** To do **
Make an exact copy of all the records.

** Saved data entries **
● ● ● ●

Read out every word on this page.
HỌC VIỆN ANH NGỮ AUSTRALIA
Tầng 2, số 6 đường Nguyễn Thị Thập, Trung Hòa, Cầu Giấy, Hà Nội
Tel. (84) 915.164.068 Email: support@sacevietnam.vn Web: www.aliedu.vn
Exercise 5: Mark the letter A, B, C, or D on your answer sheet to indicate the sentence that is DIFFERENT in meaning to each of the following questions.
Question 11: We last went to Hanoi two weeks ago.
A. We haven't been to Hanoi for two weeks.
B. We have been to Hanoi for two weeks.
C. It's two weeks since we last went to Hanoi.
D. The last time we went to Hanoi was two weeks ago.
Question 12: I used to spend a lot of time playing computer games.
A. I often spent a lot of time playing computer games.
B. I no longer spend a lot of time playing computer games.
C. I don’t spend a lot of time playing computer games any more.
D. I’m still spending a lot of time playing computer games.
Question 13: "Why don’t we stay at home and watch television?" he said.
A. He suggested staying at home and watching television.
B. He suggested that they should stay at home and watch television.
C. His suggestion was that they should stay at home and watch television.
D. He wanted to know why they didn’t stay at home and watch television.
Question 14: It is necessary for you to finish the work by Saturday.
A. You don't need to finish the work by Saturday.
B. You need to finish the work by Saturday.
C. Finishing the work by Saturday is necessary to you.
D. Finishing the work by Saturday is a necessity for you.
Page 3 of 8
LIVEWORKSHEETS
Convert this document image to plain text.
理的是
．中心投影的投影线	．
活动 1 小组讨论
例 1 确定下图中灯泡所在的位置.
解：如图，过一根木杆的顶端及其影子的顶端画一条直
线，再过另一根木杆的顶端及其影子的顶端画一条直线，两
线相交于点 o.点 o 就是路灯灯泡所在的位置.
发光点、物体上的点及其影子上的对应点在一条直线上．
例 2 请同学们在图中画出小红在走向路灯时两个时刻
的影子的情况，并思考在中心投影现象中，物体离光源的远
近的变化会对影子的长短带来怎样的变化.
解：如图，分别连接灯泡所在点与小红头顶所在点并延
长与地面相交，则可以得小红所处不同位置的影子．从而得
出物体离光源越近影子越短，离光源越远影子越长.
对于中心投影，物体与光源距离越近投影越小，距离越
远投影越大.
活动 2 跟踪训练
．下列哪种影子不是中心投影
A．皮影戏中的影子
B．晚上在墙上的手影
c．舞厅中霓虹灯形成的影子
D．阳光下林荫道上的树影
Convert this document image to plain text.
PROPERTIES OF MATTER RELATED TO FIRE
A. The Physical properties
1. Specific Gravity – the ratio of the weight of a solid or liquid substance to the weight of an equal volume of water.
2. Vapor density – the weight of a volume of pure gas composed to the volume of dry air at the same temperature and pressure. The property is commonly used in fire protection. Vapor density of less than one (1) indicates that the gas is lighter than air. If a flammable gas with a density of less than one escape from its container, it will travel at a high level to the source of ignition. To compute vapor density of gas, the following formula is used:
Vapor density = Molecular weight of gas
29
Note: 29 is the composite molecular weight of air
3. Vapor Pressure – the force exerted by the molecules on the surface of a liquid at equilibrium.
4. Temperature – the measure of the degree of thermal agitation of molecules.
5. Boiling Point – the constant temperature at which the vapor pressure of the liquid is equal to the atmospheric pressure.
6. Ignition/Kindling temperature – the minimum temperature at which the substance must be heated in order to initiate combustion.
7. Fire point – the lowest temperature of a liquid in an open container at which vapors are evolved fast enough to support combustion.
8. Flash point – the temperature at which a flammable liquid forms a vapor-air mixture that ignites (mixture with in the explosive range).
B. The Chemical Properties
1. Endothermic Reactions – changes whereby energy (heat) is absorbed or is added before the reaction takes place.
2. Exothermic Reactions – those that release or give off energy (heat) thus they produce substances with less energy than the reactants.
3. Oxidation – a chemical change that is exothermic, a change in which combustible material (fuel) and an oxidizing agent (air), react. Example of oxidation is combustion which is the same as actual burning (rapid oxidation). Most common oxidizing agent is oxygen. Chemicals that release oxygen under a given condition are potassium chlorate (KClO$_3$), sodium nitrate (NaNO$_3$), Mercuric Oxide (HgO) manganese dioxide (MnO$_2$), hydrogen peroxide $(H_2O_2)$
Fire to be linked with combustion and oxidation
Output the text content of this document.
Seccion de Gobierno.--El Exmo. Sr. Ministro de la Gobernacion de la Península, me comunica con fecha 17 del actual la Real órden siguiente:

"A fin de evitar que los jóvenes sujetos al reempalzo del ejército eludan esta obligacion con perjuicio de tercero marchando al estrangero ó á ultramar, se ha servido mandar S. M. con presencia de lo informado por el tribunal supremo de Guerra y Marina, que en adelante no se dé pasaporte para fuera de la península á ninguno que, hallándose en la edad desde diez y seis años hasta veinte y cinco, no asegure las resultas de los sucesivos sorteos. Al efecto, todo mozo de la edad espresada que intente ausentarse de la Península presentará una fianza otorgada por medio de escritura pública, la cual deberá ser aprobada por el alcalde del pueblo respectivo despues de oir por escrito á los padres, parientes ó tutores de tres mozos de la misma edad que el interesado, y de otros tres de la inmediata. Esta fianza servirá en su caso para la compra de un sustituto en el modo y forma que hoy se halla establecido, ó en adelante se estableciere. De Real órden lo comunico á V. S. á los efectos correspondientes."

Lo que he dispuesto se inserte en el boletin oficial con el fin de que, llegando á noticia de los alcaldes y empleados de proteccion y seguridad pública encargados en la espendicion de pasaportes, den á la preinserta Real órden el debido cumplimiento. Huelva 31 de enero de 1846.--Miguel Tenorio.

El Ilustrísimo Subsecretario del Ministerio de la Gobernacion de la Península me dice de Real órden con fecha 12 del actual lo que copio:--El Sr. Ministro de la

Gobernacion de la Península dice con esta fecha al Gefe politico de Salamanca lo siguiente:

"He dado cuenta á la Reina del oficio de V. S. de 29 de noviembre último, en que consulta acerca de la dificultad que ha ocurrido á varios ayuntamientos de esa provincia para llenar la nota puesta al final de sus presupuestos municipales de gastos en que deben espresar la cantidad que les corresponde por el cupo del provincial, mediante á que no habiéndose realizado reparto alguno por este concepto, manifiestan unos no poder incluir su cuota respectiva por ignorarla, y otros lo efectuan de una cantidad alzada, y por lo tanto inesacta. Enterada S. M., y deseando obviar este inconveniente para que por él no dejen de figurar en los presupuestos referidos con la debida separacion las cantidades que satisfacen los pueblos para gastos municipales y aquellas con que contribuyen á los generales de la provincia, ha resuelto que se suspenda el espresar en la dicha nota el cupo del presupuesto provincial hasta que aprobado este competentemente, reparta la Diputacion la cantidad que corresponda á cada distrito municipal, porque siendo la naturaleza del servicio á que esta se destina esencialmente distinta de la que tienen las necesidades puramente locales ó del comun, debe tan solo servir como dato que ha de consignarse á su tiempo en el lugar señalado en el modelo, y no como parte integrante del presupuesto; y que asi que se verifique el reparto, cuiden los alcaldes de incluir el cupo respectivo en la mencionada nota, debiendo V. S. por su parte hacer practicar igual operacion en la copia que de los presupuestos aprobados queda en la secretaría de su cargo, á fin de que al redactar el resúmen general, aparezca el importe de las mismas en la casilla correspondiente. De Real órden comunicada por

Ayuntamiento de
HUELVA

● ● ● ●

** Answer to the task **
Read out every word on this page.
HỌC VIỆN ANH NGỮ AUSTRALIA
Tầng 2, số 6 đường Nguyễn Thị Thập, Trung Hòa, Cầu Giấy, Hà Nội
Tel. (84) 915.164.068 Email: support@sacevietnam.vn Web: www.aliedu.vn
Exercise 5: Mark the letter A, B, C, or D on your answer sheet to indicate the sentence that is DIFFERENT in meaning to each of the following questions.
Question 11: We last went to Hanoi two weeks ago.
A. We haven't been to Hanoi for two weeks.
B. We have been to Hanoi for two weeks.
C. It's two weeks since we last went to Hanoi.
D. The last time we went to Hanoi was two weeks ago.
Question 12: I used to spend a lot of time playing computer games.
A. I often spent a lot of time playing computer games.
B. I no longer spend a lot of time playing computer games.
C. I don’t spend a lot of time playing computer games any more.
D. I’m still spending a lot of time playing computer games.
Question 13: "Why don’t we stay at home and watch television?" he said.
A. He suggested staying at home and watching television.
B. He suggested that they should stay at home and watch television.
C. His suggestion was that they should stay at home and watch television.
D. He wanted to know why they didn’t stay at home and watch television.
Question 14: It is necessary for you to finish the work by Saturday.
A. You don't need to finish the work by Saturday.
B. You need to finish the work by Saturday.
C. Finishing the work by Saturday is necessary to you.
D. Finishing the work by Saturday is a necessity for you.
Page 3 of 8
LIVEWORKSHEETS
Convert this document image to plain text.
理的是
．中心投影的投影线	．
活动 1 小组讨论
例 1 确定下图中灯泡所在的位置.
解：如图，过一根木杆的顶端及其影子的顶端画一条直
线，再过另一根木杆的顶端及其影子的顶端画一条直线，两
线相交于点 o.点 o 就是路灯灯泡所在的位置.
发光点、物体上的点及其影子上的对应点在一条直线上．
例 2 请同学们在图中画出小红在走向路灯时两个时刻
的影子的情况，并思考在中心投影现象中，物体离光源的远
近的变化会对影子的长短带来怎样的变化.
解：如图，分别连接灯泡所在点与小红头顶所在点并延
长与地面相交，则可以得小红所处不同位置的影子．从而得
出物体离光源越近影子越短，离光源越远影子越长.
对于中心投影，物体与光源距离越近投影越小，距离越
远投影越大.
活动 2 跟踪训练
．下列哪种影子不是中心投影
A．皮影戏中的影子
B．晚上在墙上的手影
c．舞厅中霓虹灯形成的影子
D．阳光下林荫道上的树影
Convert this document image to plain text.
PROPERTIES OF MATTER RELATED TO FIRE
A. The Physical properties
1. Specific Gravity – the ratio of the weight of a solid or liquid substance to the weight of an equal volume of water.
2. Vapor density – the weight of a volume of pure gas composed to the volume of dry air at the same temperature and pressure. The property is commonly used in fire protection. Vapor density of less than one (1) indicates that the gas is lighter than air. If a flammable gas with a density of less than one escape from its container, it will travel at a high level to the source of ignition. To compute vapor density of gas, the following formula is used:
Vapor density = Molecular weight of gas
29
Note: 29 is the composite molecular weight of air
3. Vapor Pressure – the force exerted by the molecules on the surface of a liquid at equilibrium.
4. Temperature – the measure of the degree of thermal agitation of molecules.
5. Boiling Point – the constant temperature at which the vapor pressure of the liquid is equal to the atmospheric pressure.
6. Ignition/Kindling temperature – the minimum temperature at which the substance must be heated in order to initiate combustion.
7. Fire point – the lowest temperature of a liquid in an open container at which vapors are evolved fast enough to support combustion.
8. Flash point – the temperature at which a flammable liquid forms a vapor-air mixture that ignites (mixture with in the explosive range).
B. The Chemical Properties
1. Endothermic Reactions – changes whereby energy (heat) is absorbed or is added before the reaction takes place.
2. Exothermic Reactions – those that release or give off energy (heat) thus they produce substances with less energy than the reactants.
3. Oxidation – a chemical change that is exothermic, a change in which combustible material (fuel) and an oxidizing agent (air), react. Example of oxidation is combustion which is the same as actual burning (rapid oxidation). Most common oxidizing agent is oxygen. Chemicals that release oxygen under a given condition are potassium chlorate (KClO$_3$), sodium nitrate (NaNO$_3$), Mercuric Oxide (HgO) manganese dioxide (MnO$_2$), hydrogen peroxide $(H_2O_2)$
Fire to be linked with combustion and oxidation
Output the text content of this document.
Seccion de Gobierno.--El Exmo. Sr. Ministro de la Gobernacion de la Península, me comunica con fecha 17 del actual la Real órden siguiente:

"A fin de evitar que los jóvenes sujetos al reempalzo del ejército eludan esta obligacion con perjuicio de tercero marchando al estrangero ó á ultramar, se ha servido mandar S. M. con presencia de lo informado por el tribunal supremo de Guerra y Marina, que en adelante no se dé pasaporte para fuera de la península á ninguno que, hallándose en la edad desde diez y seis años hasta veinte y cinco, no asegure las resultas de los sucesivos sorteos. Al efecto, todo mozo de la edad espresada que intente ausentarse de la Península presentará una fianza otorgada por medio de escritura pública, la cual deberá ser aprobada por el alcalde del pueblo respectivo despues de oir por escrito á los padres, parientes ó tutores de tres mozos de la misma edad que el interesado, y de otros tres de la inmediata. Esta fianza servirá en su caso para la compra de un sustituto en el modo y forma que hoy se halla establecido, ó en adelante se estableciere. De Real órden lo comunico á V. S. á los efectos correspondientes."

Lo que he dispuesto se inserte en el boletin oficial con el fin de que, llegando á noticia de los alcaldes y empleados de proteccion y seguridad pública encargados en la espendicion de pasaportes, den á la preinserta Real órden el debido cumplimiento. Huelva 31 de enero de 1846.--Miguel Tenorio.

El Ilustrísimo Subsecretario del Ministerio de la Gobernacion de la Península me dice de Real órden con fecha 12 del actual lo que copio:--El Sr. Ministro de la

Gobernacion de la Península dice con esta fecha al Gefe politico de Salamanca lo siguiente:

"He dado cuenta á la Reina del oficio de V. S. de 29 de noviembre último, en que consulta acerca de la dificultad que ha ocurrido á varios ayuntamientos de esa provincia para llenar la nota puesta al final de sus presupuestos municipales de gastos en que deben espresar la cantidad que les corresponde por el cupo del provincial, mediante á que no habiéndose realizado reparto alguno por este concepto, manifiestan unos no poder incluir su cuota respectiva por ignorarla, y otros lo efectuan de una cantidad alzada, y por lo tanto inesacta. Enterada S. M., y deseando obviar este inconveniente para que por él no dejen de figurar en los presupuestos referidos con la debida separacion las cantidades que satisfacen los pueblos para gastos municipales y aquellas con que contribuyen á los generales de la provincia, ha resuelto que se suspenda el espresar en la dicha nota el cupo del presupuesto provincial hasta que aprobado este competentemente, reparta la Diputacion la cantidad que corresponda á cada distrito municipal, porque siendo la naturaleza del servicio á que esta se destina esencialmente distinta de la que tienen las necesidades puramente locales ó del comun, debe tan solo servir como dato que ha de consignarse á su tiempo en el lugar señalado en el modelo, y no como parte integrante del presupuesto; y que asi que se verifique el reparto, cuiden los alcaldes de incluir el cupo respectivo en la mencionada nota, debiendo V. S. por su parte hacer practicar igual operacion en la copia que de los presupuestos aprobados queda en la secretaría de su cargo, á fin de que al redactar el resúmen general, aparezca el importe de las mismas en la casilla correspondiente. De Real órden comunicada por

Ayuntamiento de
HUELVA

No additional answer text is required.